- [PROMPT]:
Transcribe each of the records below exactly, excluding all pictures.

- [EXCERPTED RECORDS]:

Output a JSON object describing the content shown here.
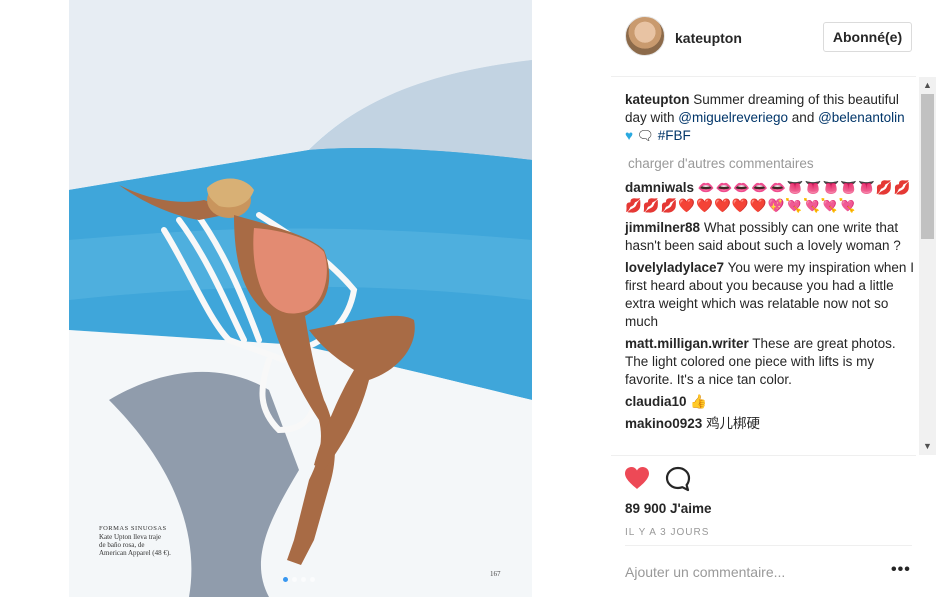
{
  "post": {
    "username": "kateupton",
    "follow_label": "Abonné(e)",
    "caption": {
      "username": "kateupton",
      "text_part1": " Summer dreaming of this beautiful day with ",
      "mention1": "@miguelreveriego",
      "text_part2": " and ",
      "mention2": "@belenantolin",
      "hashtag": "#FBF"
    },
    "load_more": "charger d'autres commentaires",
    "comments": [
      {
        "user": "damniwals",
        "text": "👄👄👄👄👄👅👅👅👅👅💋💋💋💋💋❤️❤️❤️❤️❤️💖💘💘💘💘"
      },
      {
        "user": "jimmilner88",
        "text": "What possibly can one write that hasn't been said about such a lovely woman ?"
      },
      {
        "user": "lovelyladylace7",
        "text": "You were my inspiration when I first heard about you because you had a little extra weight which was relatable now not so much"
      },
      {
        "user": "matt.milligan.writer",
        "text": "These are great photos. The light colored one piece with lifts is my favorite. It's a nice tan color."
      },
      {
        "user": "claudia10",
        "text": "👍"
      },
      {
        "user": "makino0923",
        "text": "鸡儿梆硬"
      }
    ],
    "likes": "89 900 J'aime",
    "time": "IL Y A 3 JOURS",
    "add_comment_placeholder": "Ajouter un commentaire...",
    "more_label": "•••",
    "photo_caption": {
      "title": "FORMAS SINUOSAS",
      "line1": "Kate Upton lleva traje",
      "line2": "de baño rosa, de",
      "line3": "American Apparel (48 €)."
    },
    "page_number": "167"
  },
  "colors": {
    "heart": "#ed4956",
    "mention": "#003569",
    "muted": "#999999",
    "pool": "#4fb0de"
  },
  "icons": {
    "like": "heart-icon",
    "comment": "speech-bubble-icon",
    "more": "ellipsis-icon"
  }
}
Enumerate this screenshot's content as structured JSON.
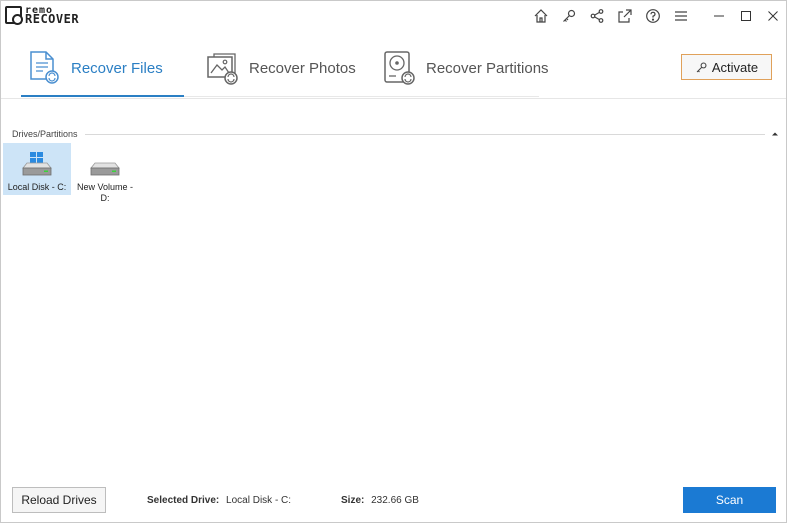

- [WRITTEN SOLUTION]:
Output a JSON object describing the content shown here.
{
  "post": {
    "username": "kateupton",
    "follow_label": "Abonné(e)",
    "caption": {
      "username": "kateupton",
      "text_part1": " Summer dreaming of this beautiful day with ",
      "mention1": "@miguelreveriego",
      "text_part2": " and ",
      "mention2": "@belenantolin",
      "hashtag": "#FBF"
    },
    "load_more": "charger d'autres commentaires",
    "comments": [
      {
        "user": "damniwals",
        "text": "👄👄👄👄👄👅👅👅👅👅💋💋💋💋💋❤️❤️❤️❤️❤️💖💘💘💘💘"
      },
      {
        "user": "jimmilner88",
        "text": "What possibly can one write that hasn't been said about such a lovely woman ?"
      },
      {
        "user": "lovelyladylace7",
        "text": "You were my inspiration when I first heard about you because you had a little extra weight which was relatable now not so much"
      },
      {
        "user": "matt.milligan.writer",
        "text": "These are great photos. The light colored one piece with lifts is my favorite. It's a nice tan color."
      },
      {
        "user": "claudia10",
        "text": "👍"
      },
      {
        "user": "makino0923",
        "text": "鸡儿梆硬"
      }
    ],
    "likes": "89 900 J'aime",
    "time": "IL Y A 3 JOURS",
    "add_comment_placeholder": "Ajouter un commentaire...",
    "more_label": "•••",
    "photo_caption": {
      "title": "FORMAS SINUOSAS",
      "line1": "Kate Upton lleva traje",
      "line2": "de baño rosa, de",
      "line3": "American Apparel (48 €)."
    },
    "page_number": "167"
  },
  "colors": {
    "heart": "#ed4956",
    "mention": "#003569",
    "muted": "#999999",
    "pool": "#4fb0de"
  },
  "icons": {
    "like": "heart-icon",
    "comment": "speech-bubble-icon",
    "more": "ellipsis-icon"
  }
}
Enumerate this screenshot's content as structured JSON.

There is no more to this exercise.